-- Start --

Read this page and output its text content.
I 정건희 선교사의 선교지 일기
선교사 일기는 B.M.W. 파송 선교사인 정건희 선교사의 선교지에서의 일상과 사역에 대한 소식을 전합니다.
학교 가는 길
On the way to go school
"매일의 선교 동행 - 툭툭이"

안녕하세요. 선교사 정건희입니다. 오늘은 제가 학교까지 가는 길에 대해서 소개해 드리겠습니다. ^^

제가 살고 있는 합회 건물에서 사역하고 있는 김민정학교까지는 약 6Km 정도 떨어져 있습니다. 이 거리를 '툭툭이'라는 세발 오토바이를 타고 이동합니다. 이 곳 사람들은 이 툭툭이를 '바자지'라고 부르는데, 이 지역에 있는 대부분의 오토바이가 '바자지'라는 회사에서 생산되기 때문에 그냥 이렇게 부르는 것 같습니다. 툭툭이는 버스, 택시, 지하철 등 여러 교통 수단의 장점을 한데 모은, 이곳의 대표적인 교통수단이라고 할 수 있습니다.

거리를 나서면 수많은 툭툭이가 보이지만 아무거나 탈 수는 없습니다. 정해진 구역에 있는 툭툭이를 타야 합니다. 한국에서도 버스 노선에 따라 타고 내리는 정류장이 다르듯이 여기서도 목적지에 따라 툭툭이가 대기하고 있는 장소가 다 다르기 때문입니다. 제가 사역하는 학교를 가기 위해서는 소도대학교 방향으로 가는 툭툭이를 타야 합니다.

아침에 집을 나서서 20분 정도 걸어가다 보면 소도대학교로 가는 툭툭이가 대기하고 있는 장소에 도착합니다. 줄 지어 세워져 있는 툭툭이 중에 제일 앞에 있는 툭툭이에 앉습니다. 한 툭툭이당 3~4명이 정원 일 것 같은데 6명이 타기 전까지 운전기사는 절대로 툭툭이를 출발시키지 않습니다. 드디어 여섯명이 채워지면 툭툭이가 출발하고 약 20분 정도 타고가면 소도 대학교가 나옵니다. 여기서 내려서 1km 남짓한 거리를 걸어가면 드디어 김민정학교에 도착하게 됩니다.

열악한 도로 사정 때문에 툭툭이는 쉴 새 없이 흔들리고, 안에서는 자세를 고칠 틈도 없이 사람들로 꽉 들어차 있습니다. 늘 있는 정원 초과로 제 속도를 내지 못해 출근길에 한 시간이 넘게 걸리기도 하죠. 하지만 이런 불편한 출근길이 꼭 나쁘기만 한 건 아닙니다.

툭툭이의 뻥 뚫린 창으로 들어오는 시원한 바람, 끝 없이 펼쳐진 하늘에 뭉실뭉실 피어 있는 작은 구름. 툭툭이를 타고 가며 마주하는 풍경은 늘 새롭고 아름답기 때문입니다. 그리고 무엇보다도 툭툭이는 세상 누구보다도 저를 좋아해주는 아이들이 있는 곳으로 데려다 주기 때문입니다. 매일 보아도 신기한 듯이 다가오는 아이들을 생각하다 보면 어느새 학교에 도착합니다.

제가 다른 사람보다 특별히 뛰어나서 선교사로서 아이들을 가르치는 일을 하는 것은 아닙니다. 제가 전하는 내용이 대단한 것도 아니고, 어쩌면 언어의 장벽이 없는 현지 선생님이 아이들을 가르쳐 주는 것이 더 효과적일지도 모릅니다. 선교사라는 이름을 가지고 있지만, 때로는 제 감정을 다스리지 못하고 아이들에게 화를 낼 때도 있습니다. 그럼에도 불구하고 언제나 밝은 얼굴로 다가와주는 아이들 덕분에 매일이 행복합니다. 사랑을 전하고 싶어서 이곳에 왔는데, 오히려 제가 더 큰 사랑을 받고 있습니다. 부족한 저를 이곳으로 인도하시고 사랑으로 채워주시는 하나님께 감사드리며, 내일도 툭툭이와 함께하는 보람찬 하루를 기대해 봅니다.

-- End --

■ **Problem description**: Look through the entries above for the word "대기하고". Copy every line where it shows up.

■ **Full answer**:
거리를 나서면 수많은 툭툭이가 보이지만 아무거나 탈 수는 없습니다. 정해진 구역에 있는 툭툭이를 타야 합니다. 한국에서도 버스 노선에 따라 타고 내리는 정류장이 다르듯이 여기서도 목적지에 따라 툭툭이가 대기하고 있는 장소가 다 다르기 때문입니다. 제가 사역하는 학교를 가기 위해서는 소도대학교 방향으로 가는 툭툭이를 타야 합니다.
아침에 집을 나서서 20분 정도 걸어가다 보면 소도대학교로 가는 툭툭이가 대기하고 있는 장소에 도착합니다. 줄 지어 세워져 있는 툭툭이 중에 제일 앞에 있는 툭툭이에 앉습니다. 한 툭툭이당 3~4명이 정원 일 것 같은데 6명이 타기 전까지 운전기사는 절대로 툭툭이를 출발시키지 않습니다. 드디어 여섯명이 채워지면 툭툭이가 출발하고 약 20분 정도 타고가면 소도 대학교가 나옵니다. 여기서 내려서 1km 남짓한 거리를 걸어가면 드디어 김민정학교에 도착하게 됩니다.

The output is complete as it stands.